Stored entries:

□ □ □ □

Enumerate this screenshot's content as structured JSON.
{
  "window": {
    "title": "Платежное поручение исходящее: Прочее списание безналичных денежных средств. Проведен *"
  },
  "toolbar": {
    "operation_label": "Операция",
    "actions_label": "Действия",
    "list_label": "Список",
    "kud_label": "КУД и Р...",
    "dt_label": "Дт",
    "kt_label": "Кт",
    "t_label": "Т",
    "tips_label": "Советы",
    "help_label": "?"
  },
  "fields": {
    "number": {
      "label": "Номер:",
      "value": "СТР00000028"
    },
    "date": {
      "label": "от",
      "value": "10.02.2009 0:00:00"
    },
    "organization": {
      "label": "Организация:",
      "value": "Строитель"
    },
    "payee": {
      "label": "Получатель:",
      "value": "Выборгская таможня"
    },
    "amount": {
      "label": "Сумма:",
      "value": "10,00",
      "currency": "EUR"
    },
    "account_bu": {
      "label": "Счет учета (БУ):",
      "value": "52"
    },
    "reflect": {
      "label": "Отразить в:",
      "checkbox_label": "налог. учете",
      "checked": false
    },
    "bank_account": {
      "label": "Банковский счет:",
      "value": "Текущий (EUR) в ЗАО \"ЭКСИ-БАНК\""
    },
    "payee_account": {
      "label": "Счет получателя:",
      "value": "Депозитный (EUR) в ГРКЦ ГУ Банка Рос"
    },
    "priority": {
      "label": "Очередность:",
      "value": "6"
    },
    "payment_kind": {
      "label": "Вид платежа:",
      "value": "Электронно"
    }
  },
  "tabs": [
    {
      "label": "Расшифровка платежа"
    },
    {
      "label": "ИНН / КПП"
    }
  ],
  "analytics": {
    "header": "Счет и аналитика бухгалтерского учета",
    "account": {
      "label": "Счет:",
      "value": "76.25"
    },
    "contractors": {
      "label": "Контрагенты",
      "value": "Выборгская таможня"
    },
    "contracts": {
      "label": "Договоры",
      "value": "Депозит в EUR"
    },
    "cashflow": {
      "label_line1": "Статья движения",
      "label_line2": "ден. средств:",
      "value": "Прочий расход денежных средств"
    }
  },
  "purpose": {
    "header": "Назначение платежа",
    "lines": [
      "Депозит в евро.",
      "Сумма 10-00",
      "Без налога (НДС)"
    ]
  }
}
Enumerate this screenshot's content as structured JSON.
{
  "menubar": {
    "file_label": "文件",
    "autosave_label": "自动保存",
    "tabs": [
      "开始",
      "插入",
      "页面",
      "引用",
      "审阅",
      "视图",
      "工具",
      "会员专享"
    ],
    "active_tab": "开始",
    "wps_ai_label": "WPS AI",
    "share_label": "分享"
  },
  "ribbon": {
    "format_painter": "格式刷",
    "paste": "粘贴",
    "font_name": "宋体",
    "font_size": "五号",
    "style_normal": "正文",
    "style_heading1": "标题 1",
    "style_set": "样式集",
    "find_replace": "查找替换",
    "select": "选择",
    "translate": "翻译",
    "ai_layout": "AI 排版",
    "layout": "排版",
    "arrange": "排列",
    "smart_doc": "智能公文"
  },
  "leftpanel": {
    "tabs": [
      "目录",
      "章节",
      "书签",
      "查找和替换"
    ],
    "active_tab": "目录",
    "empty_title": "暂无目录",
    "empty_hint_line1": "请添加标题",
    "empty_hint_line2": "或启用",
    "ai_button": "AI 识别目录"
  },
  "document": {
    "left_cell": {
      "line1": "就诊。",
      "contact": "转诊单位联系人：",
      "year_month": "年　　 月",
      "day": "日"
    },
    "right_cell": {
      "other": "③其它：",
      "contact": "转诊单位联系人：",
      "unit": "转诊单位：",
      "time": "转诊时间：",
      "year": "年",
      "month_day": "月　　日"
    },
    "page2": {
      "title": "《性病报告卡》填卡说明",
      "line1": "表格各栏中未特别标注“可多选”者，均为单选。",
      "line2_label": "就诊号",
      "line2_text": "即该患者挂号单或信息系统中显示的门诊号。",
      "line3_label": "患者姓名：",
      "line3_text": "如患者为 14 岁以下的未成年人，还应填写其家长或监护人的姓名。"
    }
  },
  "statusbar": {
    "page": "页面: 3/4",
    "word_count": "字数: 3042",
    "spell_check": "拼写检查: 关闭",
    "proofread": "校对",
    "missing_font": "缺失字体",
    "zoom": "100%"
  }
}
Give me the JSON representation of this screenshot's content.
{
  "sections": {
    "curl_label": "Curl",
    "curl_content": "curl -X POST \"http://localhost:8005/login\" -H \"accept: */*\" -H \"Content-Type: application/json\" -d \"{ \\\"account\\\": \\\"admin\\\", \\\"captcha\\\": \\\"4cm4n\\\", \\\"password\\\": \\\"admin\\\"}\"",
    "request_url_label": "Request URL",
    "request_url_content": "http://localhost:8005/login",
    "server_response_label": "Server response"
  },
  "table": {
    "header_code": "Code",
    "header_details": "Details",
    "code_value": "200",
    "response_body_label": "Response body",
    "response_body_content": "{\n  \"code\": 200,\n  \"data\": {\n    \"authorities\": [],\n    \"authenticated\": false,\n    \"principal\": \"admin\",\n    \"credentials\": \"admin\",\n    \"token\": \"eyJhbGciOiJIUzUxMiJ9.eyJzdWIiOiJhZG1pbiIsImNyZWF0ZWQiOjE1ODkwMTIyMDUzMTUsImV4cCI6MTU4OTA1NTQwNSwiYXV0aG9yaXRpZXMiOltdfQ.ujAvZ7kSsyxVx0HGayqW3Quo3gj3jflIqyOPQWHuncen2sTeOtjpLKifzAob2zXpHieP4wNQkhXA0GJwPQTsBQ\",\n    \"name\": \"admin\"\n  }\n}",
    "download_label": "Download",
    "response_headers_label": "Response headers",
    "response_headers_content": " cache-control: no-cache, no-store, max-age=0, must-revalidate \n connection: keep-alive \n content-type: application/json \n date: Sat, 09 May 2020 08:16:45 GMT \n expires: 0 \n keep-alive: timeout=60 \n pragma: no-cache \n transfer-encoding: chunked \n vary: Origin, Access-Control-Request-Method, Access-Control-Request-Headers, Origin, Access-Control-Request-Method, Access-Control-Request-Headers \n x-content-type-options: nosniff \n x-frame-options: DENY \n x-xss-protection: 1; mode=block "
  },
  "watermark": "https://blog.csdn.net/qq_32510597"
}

□ □ □ □

Give the material above again, word for word.

Enumerate this screenshot's content as structured JSON.
{
  "window": {
    "title": "Платежное поручение исходящее: Прочее списание безналичных денежных средств. Проведен *"
  },
  "toolbar": {
    "operation_label": "Операция",
    "actions_label": "Действия",
    "list_label": "Список",
    "kud_label": "КУД и Р...",
    "dt_label": "Дт",
    "kt_label": "Кт",
    "t_label": "Т",
    "tips_label": "Советы",
    "help_label": "?"
  },
  "fields": {
    "number": {
      "label": "Номер:",
      "value": "СТР00000028"
    },
    "date": {
      "label": "от",
      "value": "10.02.2009 0:00:00"
    },
    "organization": {
      "label": "Организация:",
      "value": "Строитель"
    },
    "payee": {
      "label": "Получатель:",
      "value": "Выборгская таможня"
    },
    "amount": {
      "label": "Сумма:",
      "value": "10,00",
      "currency": "EUR"
    },
    "account_bu": {
      "label": "Счет учета (БУ):",
      "value": "52"
    },
    "reflect": {
      "label": "Отразить в:",
      "checkbox_label": "налог. учете",
      "checked": false
    },
    "bank_account": {
      "label": "Банковский счет:",
      "value": "Текущий (EUR) в ЗАО \"ЭКСИ-БАНК\""
    },
    "payee_account": {
      "label": "Счет получателя:",
      "value": "Депозитный (EUR) в ГРКЦ ГУ Банка Рос"
    },
    "priority": {
      "label": "Очередность:",
      "value": "6"
    },
    "payment_kind": {
      "label": "Вид платежа:",
      "value": "Электронно"
    }
  },
  "tabs": [
    {
      "label": "Расшифровка платежа"
    },
    {
      "label": "ИНН / КПП"
    }
  ],
  "analytics": {
    "header": "Счет и аналитика бухгалтерского учета",
    "account": {
      "label": "Счет:",
      "value": "76.25"
    },
    "contractors": {
      "label": "Контрагенты",
      "value": "Выборгская таможня"
    },
    "contracts": {
      "label": "Договоры",
      "value": "Депозит в EUR"
    },
    "cashflow": {
      "label_line1": "Статья движения",
      "label_line2": "ден. средств:",
      "value": "Прочий расход денежных средств"
    }
  },
  "purpose": {
    "header": "Назначение платежа",
    "lines": [
      "Депозит в евро.",
      "Сумма 10-00",
      "Без налога (НДС)"
    ]
  }
}
Enumerate this screenshot's content as structured JSON.
{
  "menubar": {
    "file_label": "文件",
    "autosave_label": "自动保存",
    "tabs": [
      "开始",
      "插入",
      "页面",
      "引用",
      "审阅",
      "视图",
      "工具",
      "会员专享"
    ],
    "active_tab": "开始",
    "wps_ai_label": "WPS AI",
    "share_label": "分享"
  },
  "ribbon": {
    "format_painter": "格式刷",
    "paste": "粘贴",
    "font_name": "宋体",
    "font_size": "五号",
    "style_normal": "正文",
    "style_heading1": "标题 1",
    "style_set": "样式集",
    "find_replace": "查找替换",
    "select": "选择",
    "translate": "翻译",
    "ai_layout": "AI 排版",
    "layout": "排版",
    "arrange": "排列",
    "smart_doc": "智能公文"
  },
  "leftpanel": {
    "tabs": [
      "目录",
      "章节",
      "书签",
      "查找和替换"
    ],
    "active_tab": "目录",
    "empty_title": "暂无目录",
    "empty_hint_line1": "请添加标题",
    "empty_hint_line2": "或启用",
    "ai_button": "AI 识别目录"
  },
  "document": {
    "left_cell": {
      "line1": "就诊。",
      "contact": "转诊单位联系人：",
      "year_month": "年　　 月",
      "day": "日"
    },
    "right_cell": {
      "other": "③其它：",
      "contact": "转诊单位联系人：",
      "unit": "转诊单位：",
      "time": "转诊时间：",
      "year": "年",
      "month_day": "月　　日"
    },
    "page2": {
      "title": "《性病报告卡》填卡说明",
      "line1": "表格各栏中未特别标注“可多选”者，均为单选。",
      "line2_label": "就诊号",
      "line2_text": "即该患者挂号单或信息系统中显示的门诊号。",
      "line3_label": "患者姓名：",
      "line3_text": "如患者为 14 岁以下的未成年人，还应填写其家长或监护人的姓名。"
    }
  },
  "statusbar": {
    "page": "页面: 3/4",
    "word_count": "字数: 3042",
    "spell_check": "拼写检查: 关闭",
    "proofread": "校对",
    "missing_font": "缺失字体",
    "zoom": "100%"
  }
}
Give me the JSON representation of this screenshot's content.
{
  "sections": {
    "curl_label": "Curl",
    "curl_content": "curl -X POST \"http://localhost:8005/login\" -H \"accept: */*\" -H \"Content-Type: application/json\" -d \"{ \\\"account\\\": \\\"admin\\\", \\\"captcha\\\": \\\"4cm4n\\\", \\\"password\\\": \\\"admin\\\"}\"",
    "request_url_label": "Request URL",
    "request_url_content": "http://localhost:8005/login",
    "server_response_label": "Server response"
  },
  "table": {
    "header_code": "Code",
    "header_details": "Details",
    "code_value": "200",
    "response_body_label": "Response body",
    "response_body_content": "{\n  \"code\": 200,\n  \"data\": {\n    \"authorities\": [],\n    \"authenticated\": false,\n    \"principal\": \"admin\",\n    \"credentials\": \"admin\",\n    \"token\": \"eyJhbGciOiJIUzUxMiJ9.eyJzdWIiOiJhZG1pbiIsImNyZWF0ZWQiOjE1ODkwMTIyMDUzMTUsImV4cCI6MTU4OTA1NTQwNSwiYXV0aG9yaXRpZXMiOltdfQ.ujAvZ7kSsyxVx0HGayqW3Quo3gj3jflIqyOPQWHuncen2sTeOtjpLKifzAob2zXpHieP4wNQkhXA0GJwPQTsBQ\",\n    \"name\": \"admin\"\n  }\n}",
    "download_label": "Download",
    "response_headers_label": "Response headers",
    "response_headers_content": " cache-control: no-cache, no-store, max-age=0, must-revalidate \n connection: keep-alive \n content-type: application/json \n date: Sat, 09 May 2020 08:16:45 GMT \n expires: 0 \n keep-alive: timeout=60 \n pragma: no-cache \n transfer-encoding: chunked \n vary: Origin, Access-Control-Request-Method, Access-Control-Request-Headers, Origin, Access-Control-Request-Method, Access-Control-Request-Headers \n x-content-type-options: nosniff \n x-frame-options: DENY \n x-xss-protection: 1; mode=block "
  },
  "watermark": "https://blog.csdn.net/qq_32510597"
}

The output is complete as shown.